- REQUIREMENT:
Check every line below for the word "机械制造工艺" and show those that hold it.
________
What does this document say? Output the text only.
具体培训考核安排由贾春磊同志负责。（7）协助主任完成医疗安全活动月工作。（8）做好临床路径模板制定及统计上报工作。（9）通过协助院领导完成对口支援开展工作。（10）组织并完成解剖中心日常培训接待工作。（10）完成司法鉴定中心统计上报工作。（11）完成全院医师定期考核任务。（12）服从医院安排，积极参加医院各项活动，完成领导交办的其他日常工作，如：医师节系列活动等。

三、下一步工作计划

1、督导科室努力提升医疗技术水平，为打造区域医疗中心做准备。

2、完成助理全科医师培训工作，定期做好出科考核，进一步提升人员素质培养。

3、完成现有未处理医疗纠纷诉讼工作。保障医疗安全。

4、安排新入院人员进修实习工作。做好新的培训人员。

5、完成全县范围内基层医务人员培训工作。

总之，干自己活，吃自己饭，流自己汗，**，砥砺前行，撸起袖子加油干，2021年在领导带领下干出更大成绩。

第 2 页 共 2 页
________
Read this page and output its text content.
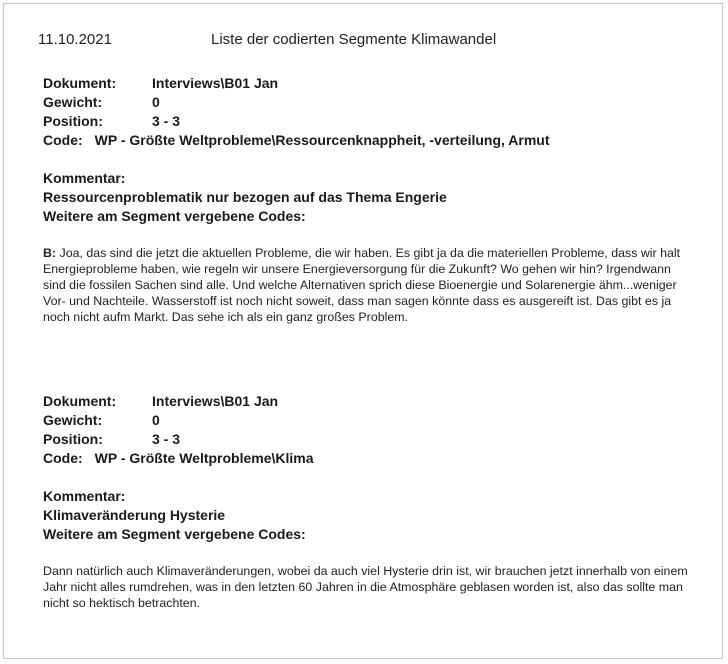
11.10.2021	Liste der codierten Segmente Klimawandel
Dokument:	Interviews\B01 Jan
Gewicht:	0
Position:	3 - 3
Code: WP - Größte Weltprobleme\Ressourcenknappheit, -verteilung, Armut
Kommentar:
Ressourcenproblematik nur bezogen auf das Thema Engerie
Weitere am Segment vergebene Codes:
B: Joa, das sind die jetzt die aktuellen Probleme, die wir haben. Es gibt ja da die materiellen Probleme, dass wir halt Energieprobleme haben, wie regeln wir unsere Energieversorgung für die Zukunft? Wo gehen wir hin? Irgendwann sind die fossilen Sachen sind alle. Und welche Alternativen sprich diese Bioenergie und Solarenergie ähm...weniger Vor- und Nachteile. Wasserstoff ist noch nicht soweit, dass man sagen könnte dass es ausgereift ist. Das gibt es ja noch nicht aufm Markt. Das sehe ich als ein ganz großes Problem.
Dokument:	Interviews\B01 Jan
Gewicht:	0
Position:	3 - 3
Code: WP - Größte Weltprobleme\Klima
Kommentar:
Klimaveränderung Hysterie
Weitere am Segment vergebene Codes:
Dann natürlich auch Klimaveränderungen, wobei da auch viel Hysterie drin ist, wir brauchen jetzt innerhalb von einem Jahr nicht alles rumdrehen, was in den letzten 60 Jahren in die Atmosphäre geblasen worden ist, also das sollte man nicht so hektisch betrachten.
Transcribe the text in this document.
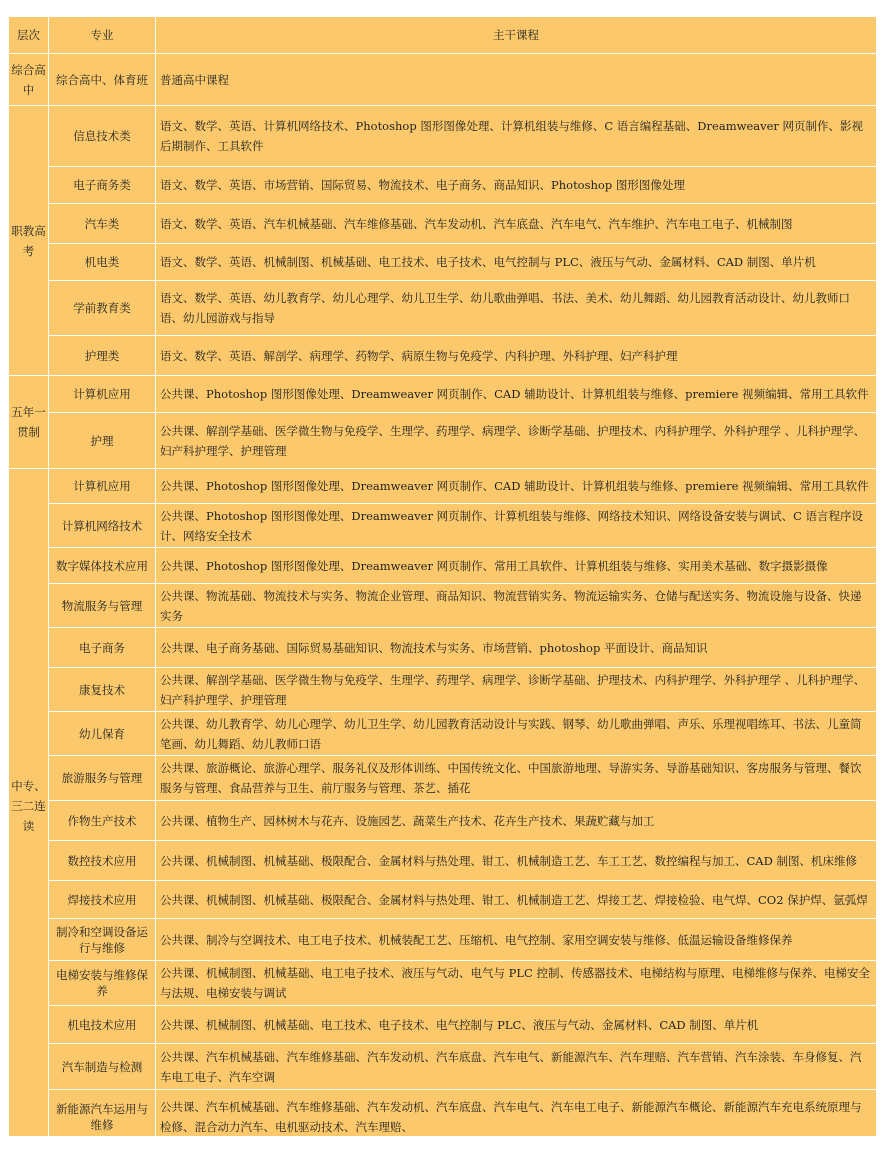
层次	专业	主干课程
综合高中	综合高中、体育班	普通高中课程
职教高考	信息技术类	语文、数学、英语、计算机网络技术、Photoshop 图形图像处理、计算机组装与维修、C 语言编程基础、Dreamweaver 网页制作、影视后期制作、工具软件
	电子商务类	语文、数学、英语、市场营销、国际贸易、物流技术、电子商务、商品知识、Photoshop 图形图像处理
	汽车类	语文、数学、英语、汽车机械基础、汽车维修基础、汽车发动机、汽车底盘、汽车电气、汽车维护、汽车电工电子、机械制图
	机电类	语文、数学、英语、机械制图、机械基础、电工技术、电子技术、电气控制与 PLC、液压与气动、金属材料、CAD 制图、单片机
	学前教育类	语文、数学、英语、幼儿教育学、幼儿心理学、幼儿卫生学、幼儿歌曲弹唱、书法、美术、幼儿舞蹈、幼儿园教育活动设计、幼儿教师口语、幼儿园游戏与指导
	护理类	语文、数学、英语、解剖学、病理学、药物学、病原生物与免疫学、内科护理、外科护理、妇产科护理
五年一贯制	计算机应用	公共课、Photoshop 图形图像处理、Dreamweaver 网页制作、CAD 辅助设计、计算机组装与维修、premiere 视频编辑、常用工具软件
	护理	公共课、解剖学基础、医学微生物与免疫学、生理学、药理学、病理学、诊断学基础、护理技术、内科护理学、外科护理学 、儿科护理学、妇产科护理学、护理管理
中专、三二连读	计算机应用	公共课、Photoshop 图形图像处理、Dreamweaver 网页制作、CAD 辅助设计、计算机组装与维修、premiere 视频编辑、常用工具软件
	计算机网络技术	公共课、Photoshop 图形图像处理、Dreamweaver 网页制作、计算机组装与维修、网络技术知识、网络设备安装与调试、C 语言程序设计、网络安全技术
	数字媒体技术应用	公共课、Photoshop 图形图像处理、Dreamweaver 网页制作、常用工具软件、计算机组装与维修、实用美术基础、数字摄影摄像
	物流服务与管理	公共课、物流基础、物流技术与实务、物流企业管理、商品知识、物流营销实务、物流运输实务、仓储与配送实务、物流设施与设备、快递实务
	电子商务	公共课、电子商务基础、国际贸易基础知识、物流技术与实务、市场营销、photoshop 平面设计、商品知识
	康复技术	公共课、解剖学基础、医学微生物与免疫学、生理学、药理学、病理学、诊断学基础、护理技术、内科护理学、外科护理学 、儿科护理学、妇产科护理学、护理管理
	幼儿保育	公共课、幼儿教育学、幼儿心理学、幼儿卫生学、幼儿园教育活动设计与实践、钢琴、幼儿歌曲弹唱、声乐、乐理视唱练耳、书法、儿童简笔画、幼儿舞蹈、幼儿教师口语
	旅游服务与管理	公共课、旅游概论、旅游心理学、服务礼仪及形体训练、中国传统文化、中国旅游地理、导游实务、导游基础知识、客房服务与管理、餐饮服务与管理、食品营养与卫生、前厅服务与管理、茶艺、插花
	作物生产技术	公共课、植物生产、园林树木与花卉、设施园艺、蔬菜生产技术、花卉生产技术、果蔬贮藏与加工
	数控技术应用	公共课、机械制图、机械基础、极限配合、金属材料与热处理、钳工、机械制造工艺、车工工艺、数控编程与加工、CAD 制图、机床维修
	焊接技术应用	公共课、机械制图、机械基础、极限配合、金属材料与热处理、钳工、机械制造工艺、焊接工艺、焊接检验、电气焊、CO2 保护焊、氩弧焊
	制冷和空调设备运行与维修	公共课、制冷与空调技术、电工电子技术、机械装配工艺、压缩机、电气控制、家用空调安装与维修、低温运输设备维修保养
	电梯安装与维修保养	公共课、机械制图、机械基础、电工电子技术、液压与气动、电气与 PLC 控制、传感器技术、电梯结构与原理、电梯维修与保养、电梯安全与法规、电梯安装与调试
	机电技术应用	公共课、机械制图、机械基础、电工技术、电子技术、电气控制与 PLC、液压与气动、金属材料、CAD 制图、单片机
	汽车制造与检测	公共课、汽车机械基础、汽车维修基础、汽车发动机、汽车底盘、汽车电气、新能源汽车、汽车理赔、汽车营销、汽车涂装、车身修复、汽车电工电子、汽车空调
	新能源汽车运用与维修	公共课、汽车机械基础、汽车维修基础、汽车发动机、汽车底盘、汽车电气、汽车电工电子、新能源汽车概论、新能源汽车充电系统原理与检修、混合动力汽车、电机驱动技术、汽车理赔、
________
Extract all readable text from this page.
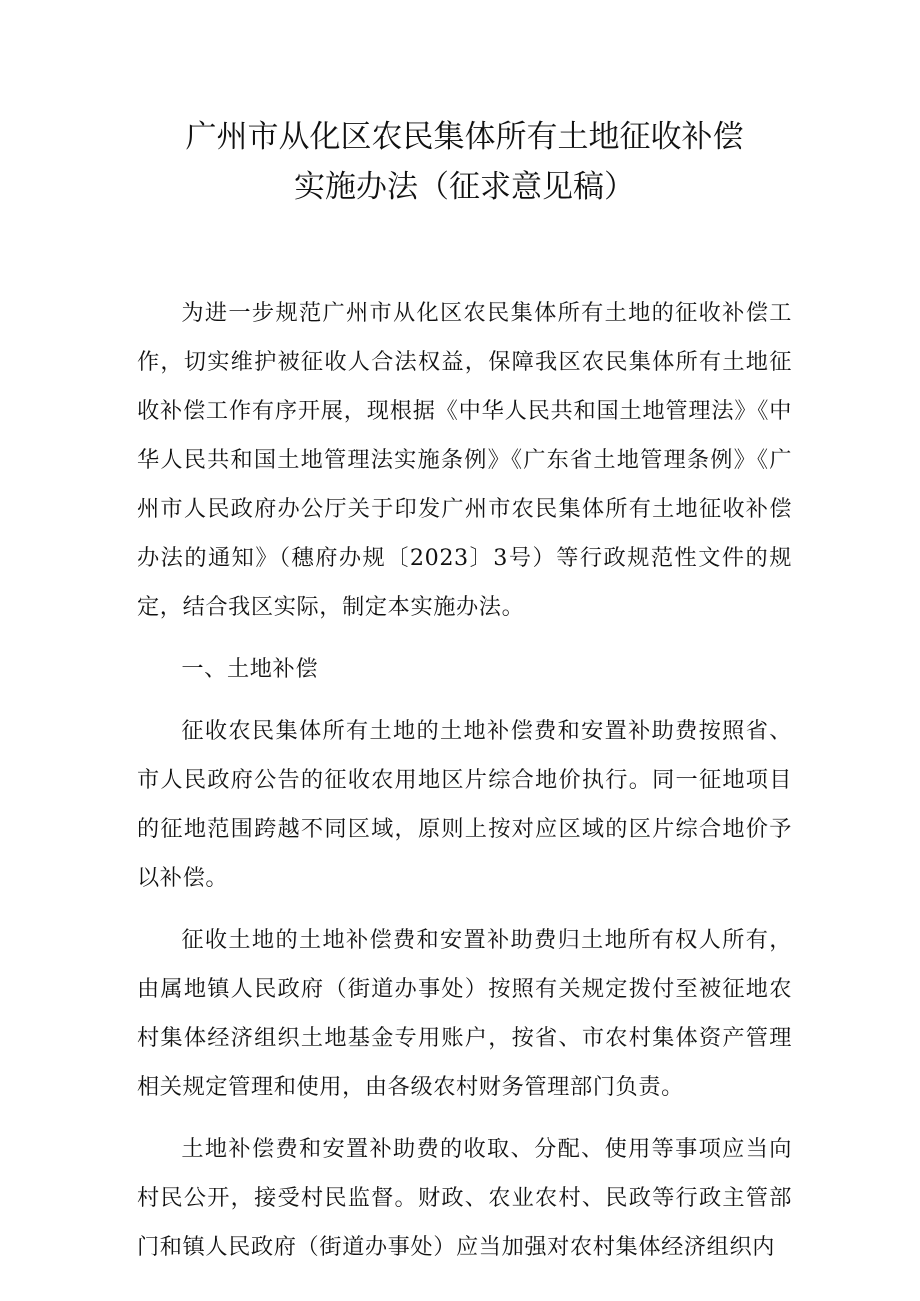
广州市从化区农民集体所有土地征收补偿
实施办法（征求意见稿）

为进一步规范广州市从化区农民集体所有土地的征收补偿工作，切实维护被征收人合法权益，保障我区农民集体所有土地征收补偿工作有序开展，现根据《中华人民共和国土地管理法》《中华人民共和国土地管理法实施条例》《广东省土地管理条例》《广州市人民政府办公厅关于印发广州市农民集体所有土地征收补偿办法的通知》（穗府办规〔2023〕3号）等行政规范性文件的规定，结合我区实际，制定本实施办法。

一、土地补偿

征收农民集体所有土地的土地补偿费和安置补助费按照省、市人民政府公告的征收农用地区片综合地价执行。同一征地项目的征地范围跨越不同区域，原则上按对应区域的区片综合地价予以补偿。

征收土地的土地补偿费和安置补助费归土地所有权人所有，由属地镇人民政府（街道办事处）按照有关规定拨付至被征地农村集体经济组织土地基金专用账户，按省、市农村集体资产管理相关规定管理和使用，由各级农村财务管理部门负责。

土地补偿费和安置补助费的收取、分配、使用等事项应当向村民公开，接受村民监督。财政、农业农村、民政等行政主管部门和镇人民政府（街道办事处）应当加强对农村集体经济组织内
________
- FINAL RESULT:
	数控技术应用	公共课、机械制图、机械基础、极限配合、金属材料与热处理、钳工、机械制造工艺、车工工艺、数控编程与加工、CAD 制图、机床维修
	焊接技术应用	公共课、机械制图、机械基础、极限配合、金属材料与热处理、钳工、机械制造工艺、焊接工艺、焊接检验、电气焊、CO2 保护焊、氩弧焊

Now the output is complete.